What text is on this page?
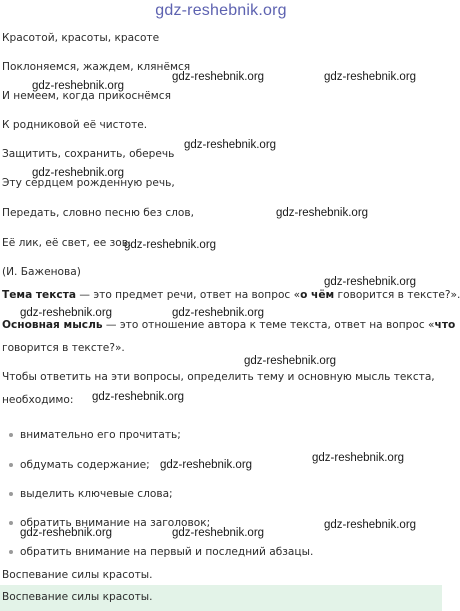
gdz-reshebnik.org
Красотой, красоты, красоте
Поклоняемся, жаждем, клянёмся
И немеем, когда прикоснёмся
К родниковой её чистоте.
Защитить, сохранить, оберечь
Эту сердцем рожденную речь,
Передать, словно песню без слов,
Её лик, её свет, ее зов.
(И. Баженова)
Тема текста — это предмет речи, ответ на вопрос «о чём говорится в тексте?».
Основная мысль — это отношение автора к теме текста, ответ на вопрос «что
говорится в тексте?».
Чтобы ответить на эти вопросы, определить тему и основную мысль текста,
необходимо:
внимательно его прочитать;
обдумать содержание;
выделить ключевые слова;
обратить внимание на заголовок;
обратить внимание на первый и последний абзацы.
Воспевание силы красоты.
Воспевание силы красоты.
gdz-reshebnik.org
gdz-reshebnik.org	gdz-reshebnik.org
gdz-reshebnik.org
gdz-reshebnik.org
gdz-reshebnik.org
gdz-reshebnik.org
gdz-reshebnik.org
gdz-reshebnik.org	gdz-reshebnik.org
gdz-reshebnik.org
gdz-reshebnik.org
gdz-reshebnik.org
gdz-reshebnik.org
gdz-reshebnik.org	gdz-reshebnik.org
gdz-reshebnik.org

____________

PROBLEM STATEMENT: Set down the complete material exactly, but do not include the images.

RESULT OF THE TASK:
What text is on this page?
gdz-reshebnik.org
Красотой, красоты, красоте
Поклоняемся, жаждем, клянёмся
И немеем, когда прикоснёмся
К родниковой её чистоте.
Защитить, сохранить, оберечь
Эту сердцем рожденную речь,
Передать, словно песню без слов,
Её лик, её свет, ее зов.
(И. Баженова)
Тема текста — это предмет речи, ответ на вопрос «о чём говорится в тексте?».
Основная мысль — это отношение автора к теме текста, ответ на вопрос «что
говорится в тексте?».
Чтобы ответить на эти вопросы, определить тему и основную мысль текста,
необходимо:
внимательно его прочитать;
обдумать содержание;
выделить ключевые слова;
обратить внимание на заголовок;
обратить внимание на первый и последний абзацы.
Воспевание силы красоты.
Воспевание силы красоты.
gdz-reshebnik.org
gdz-reshebnik.org	gdz-reshebnik.org
gdz-reshebnik.org
gdz-reshebnik.org
gdz-reshebnik.org
gdz-reshebnik.org
gdz-reshebnik.org
gdz-reshebnik.org	gdz-reshebnik.org
gdz-reshebnik.org
gdz-reshebnik.org
gdz-reshebnik.org
gdz-reshebnik.org
gdz-reshebnik.org	gdz-reshebnik.org
gdz-reshebnik.org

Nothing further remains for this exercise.